Task requirements >>
1. In the climate passage, why are heat-trapping emissions from cars and power plants given as examples of "positive" forcings? Answer in one to three sentences.
2. Go on with the climate passage from the point where it stops.
### Text segment ###
In its 2001 report, the Intergovernmental Panel on Climate Change stated, "There is new and
stronger evidence that most of the warming observed over the last 50 years is attributable to
human activities." [3] Carbon dioxide from fossil fuel burning and land clearing has been
accumulating in the atmosphere, where it acts like a blanket keeping Earth warm and heating up
the surface, ocean, and atmosphere. As a result, current levels of carbon dioxide in the
atmosphere are higher than at any time during the last 650,000 years. [4,5,6]
Background: Driving the Climate ("Forcing")
Climate is influenced by many factors, both natural and human. [7] Things that increase
temperature, such as increases in heat-trapping emissions from cars and power plants or an
increase in the amount of radiation the sun emits, are examples of "positive" forcings or drivers.
### Listed entries ###
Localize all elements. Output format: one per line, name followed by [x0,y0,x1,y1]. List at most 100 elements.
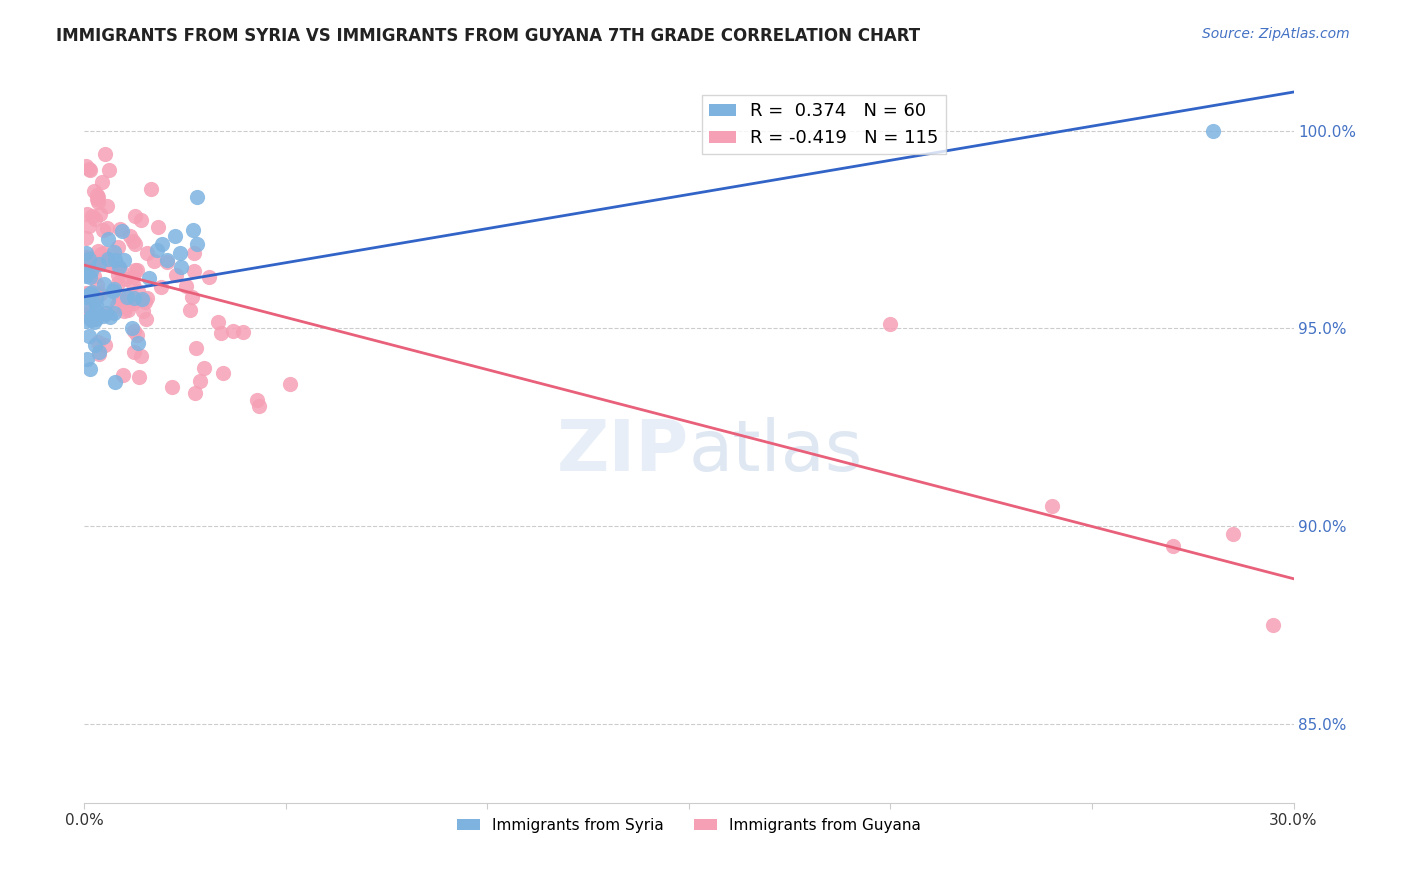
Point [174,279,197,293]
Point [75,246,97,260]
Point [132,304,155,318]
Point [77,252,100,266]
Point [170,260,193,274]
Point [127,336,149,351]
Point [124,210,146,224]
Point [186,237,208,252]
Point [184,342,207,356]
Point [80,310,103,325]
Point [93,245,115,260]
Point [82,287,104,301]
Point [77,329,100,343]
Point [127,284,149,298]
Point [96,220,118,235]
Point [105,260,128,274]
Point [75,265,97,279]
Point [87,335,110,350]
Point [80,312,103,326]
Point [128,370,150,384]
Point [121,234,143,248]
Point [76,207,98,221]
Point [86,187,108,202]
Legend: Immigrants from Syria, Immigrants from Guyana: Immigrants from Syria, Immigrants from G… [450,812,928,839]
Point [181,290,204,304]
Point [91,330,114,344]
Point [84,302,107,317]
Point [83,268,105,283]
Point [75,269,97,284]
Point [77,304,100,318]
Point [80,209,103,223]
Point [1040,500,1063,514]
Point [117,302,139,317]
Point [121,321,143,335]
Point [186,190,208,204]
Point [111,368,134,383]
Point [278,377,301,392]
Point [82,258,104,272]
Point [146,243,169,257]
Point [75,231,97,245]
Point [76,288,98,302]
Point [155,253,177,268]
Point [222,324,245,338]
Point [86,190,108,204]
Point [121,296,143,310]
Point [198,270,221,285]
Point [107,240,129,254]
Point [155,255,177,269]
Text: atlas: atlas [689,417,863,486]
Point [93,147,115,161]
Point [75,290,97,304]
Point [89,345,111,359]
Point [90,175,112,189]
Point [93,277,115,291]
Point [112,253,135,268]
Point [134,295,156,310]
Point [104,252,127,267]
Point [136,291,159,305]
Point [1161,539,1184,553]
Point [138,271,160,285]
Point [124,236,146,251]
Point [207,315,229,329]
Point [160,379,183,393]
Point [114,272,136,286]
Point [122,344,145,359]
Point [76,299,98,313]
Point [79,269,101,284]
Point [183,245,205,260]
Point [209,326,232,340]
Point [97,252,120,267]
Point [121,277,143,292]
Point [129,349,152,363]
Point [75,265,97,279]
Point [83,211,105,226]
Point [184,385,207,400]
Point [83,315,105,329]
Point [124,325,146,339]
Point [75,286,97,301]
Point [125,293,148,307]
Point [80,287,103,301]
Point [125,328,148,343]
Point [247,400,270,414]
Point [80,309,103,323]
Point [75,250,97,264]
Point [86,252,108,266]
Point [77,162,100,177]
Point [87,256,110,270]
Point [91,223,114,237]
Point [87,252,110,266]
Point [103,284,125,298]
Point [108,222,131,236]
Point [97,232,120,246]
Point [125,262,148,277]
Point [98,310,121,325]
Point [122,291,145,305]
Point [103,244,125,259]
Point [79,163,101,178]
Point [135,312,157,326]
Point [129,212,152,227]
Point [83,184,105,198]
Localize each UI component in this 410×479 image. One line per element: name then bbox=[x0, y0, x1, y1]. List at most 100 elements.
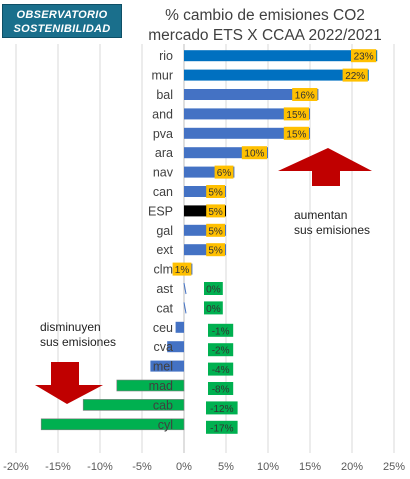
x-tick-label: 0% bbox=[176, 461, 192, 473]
###
Expected results >>
1. They count as "positive" forcings because they increase temperature. The passage groups them with an increase in the amount of radiation the sun emits, since both drive temperature up.

2.
Volcanic events and some types of human-made pollution, both of which inject sunlight-reflecting
aerosols into the atmosphere, lower temperature and are examples of "negative" forcings or
drivers. Natural climate drivers include the sun's energy output, aerosols from volcanic activity, and
changes in snow and ice cover. Human climate drivers include heat-trapping emissions from cars
and power plants, aerosols from pollution, and soot particles.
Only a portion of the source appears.